_Problem_: Word for word, retype every entry in the listing.
── Provided data
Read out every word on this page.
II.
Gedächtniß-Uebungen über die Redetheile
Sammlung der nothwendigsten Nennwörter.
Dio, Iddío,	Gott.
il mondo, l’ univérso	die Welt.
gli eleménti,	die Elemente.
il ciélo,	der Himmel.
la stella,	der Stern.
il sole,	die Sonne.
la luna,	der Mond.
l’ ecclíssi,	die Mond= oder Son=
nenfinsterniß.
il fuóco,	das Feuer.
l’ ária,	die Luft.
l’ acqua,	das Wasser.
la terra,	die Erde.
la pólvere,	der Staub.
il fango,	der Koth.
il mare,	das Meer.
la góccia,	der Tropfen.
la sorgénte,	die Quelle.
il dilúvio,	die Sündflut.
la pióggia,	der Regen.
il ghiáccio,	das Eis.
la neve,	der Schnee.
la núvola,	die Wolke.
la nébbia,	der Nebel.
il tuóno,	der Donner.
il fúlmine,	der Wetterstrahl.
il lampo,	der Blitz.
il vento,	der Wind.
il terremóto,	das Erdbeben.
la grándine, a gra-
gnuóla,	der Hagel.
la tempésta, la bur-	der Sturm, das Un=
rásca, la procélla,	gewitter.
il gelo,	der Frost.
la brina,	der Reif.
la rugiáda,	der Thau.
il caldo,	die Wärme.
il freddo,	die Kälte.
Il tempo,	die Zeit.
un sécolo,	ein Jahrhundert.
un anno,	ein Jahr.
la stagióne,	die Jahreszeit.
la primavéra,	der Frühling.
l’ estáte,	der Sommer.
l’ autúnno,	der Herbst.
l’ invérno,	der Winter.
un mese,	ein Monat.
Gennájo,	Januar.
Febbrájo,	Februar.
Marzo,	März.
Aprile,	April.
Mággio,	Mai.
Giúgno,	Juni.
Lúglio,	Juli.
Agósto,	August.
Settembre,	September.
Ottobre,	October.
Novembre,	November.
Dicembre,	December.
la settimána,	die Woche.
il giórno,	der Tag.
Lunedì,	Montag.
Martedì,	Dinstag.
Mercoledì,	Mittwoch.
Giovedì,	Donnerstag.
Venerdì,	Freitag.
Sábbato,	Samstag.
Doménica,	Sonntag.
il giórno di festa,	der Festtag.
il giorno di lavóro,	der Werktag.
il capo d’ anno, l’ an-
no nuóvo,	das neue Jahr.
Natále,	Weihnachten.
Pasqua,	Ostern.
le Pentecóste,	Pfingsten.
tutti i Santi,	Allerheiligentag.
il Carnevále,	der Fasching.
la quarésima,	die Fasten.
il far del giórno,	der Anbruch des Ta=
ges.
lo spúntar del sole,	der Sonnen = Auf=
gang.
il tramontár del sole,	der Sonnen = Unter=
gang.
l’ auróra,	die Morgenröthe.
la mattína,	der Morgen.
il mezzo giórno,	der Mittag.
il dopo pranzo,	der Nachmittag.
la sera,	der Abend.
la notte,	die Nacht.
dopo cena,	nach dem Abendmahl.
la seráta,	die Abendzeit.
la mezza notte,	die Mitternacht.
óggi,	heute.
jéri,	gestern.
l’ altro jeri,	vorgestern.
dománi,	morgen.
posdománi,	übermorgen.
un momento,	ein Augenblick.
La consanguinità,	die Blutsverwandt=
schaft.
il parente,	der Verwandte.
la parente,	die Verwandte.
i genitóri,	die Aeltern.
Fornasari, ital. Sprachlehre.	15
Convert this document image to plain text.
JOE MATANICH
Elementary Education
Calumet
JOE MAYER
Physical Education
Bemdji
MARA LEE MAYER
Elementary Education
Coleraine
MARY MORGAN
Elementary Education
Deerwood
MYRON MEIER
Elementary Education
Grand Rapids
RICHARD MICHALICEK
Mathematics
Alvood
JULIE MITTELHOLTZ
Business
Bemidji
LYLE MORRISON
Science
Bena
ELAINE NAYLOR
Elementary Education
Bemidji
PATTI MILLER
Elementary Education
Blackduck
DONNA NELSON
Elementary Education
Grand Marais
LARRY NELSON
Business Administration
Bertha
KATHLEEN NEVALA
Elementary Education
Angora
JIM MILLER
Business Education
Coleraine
────
_Result of this task_:
Read out every word on this page.
II.
Gedächtniß-Uebungen über die Redetheile
Sammlung der nothwendigsten Nennwörter.
Dio, Iddío,	Gott.
il mondo, l’ univérso	die Welt.
gli eleménti,	die Elemente.
il ciélo,	der Himmel.
la stella,	der Stern.
il sole,	die Sonne.
la luna,	der Mond.
l’ ecclíssi,	die Mond= oder Son=
nenfinsterniß.
il fuóco,	das Feuer.
l’ ária,	die Luft.
l’ acqua,	das Wasser.
la terra,	die Erde.
la pólvere,	der Staub.
il fango,	der Koth.
il mare,	das Meer.
la góccia,	der Tropfen.
la sorgénte,	die Quelle.
il dilúvio,	die Sündflut.
la pióggia,	der Regen.
il ghiáccio,	das Eis.
la neve,	der Schnee.
la núvola,	die Wolke.
la nébbia,	der Nebel.
il tuóno,	der Donner.
il fúlmine,	der Wetterstrahl.
il lampo,	der Blitz.
il vento,	der Wind.
il terremóto,	das Erdbeben.
la grándine, a gra-
gnuóla,	der Hagel.
la tempésta, la bur-	der Sturm, das Un=
rásca, la procélla,	gewitter.
il gelo,	der Frost.
la brina,	der Reif.
la rugiáda,	der Thau.
il caldo,	die Wärme.
il freddo,	die Kälte.
Il tempo,	die Zeit.
un sécolo,	ein Jahrhundert.
un anno,	ein Jahr.
la stagióne,	die Jahreszeit.
la primavéra,	der Frühling.
l’ estáte,	der Sommer.
l’ autúnno,	der Herbst.
l’ invérno,	der Winter.
un mese,	ein Monat.
Gennájo,	Januar.
Febbrájo,	Februar.
Marzo,	März.
Aprile,	April.
Mággio,	Mai.
Giúgno,	Juni.
Lúglio,	Juli.
Agósto,	August.
Settembre,	September.
Ottobre,	October.
Novembre,	November.
Dicembre,	December.
la settimána,	die Woche.
il giórno,	der Tag.
Lunedì,	Montag.
Martedì,	Dinstag.
Mercoledì,	Mittwoch.
Giovedì,	Donnerstag.
Venerdì,	Freitag.
Sábbato,	Samstag.
Doménica,	Sonntag.
il giórno di festa,	der Festtag.
il giorno di lavóro,	der Werktag.
il capo d’ anno, l’ an-
no nuóvo,	das neue Jahr.
Natále,	Weihnachten.
Pasqua,	Ostern.
le Pentecóste,	Pfingsten.
tutti i Santi,	Allerheiligentag.
il Carnevále,	der Fasching.
la quarésima,	die Fasten.
il far del giórno,	der Anbruch des Ta=
ges.
lo spúntar del sole,	der Sonnen = Auf=
gang.
il tramontár del sole,	der Sonnen = Unter=
gang.
l’ auróra,	die Morgenröthe.
la mattína,	der Morgen.
il mezzo giórno,	der Mittag.
il dopo pranzo,	der Nachmittag.
la sera,	der Abend.
la notte,	die Nacht.
dopo cena,	nach dem Abendmahl.
la seráta,	die Abendzeit.
la mezza notte,	die Mitternacht.
óggi,	heute.
jéri,	gestern.
l’ altro jeri,	vorgestern.
dománi,	morgen.
posdománi,	übermorgen.
un momento,	ein Augenblick.
La consanguinità,	die Blutsverwandt=
schaft.
il parente,	der Verwandte.
la parente,	die Verwandte.
i genitóri,	die Aeltern.
Fornasari, ital. Sprachlehre.	15
Convert this document image to plain text.
JOE MATANICH
Elementary Education
Calumet
JOE MAYER
Physical Education
Bemdji
MARA LEE MAYER
Elementary Education
Coleraine
MARY MORGAN
Elementary Education
Deerwood
MYRON MEIER
Elementary Education
Grand Rapids
RICHARD MICHALICEK
Mathematics
Alvood
JULIE MITTELHOLTZ
Business
Bemidji
LYLE MORRISON
Science
Bena
ELAINE NAYLOR
Elementary Education
Bemidji
PATTI MILLER
Elementary Education
Blackduck
DONNA NELSON
Elementary Education
Grand Marais
LARRY NELSON
Business Administration
Bertha
KATHLEEN NEVALA
Elementary Education
Angora
JIM MILLER
Business Education
Coleraine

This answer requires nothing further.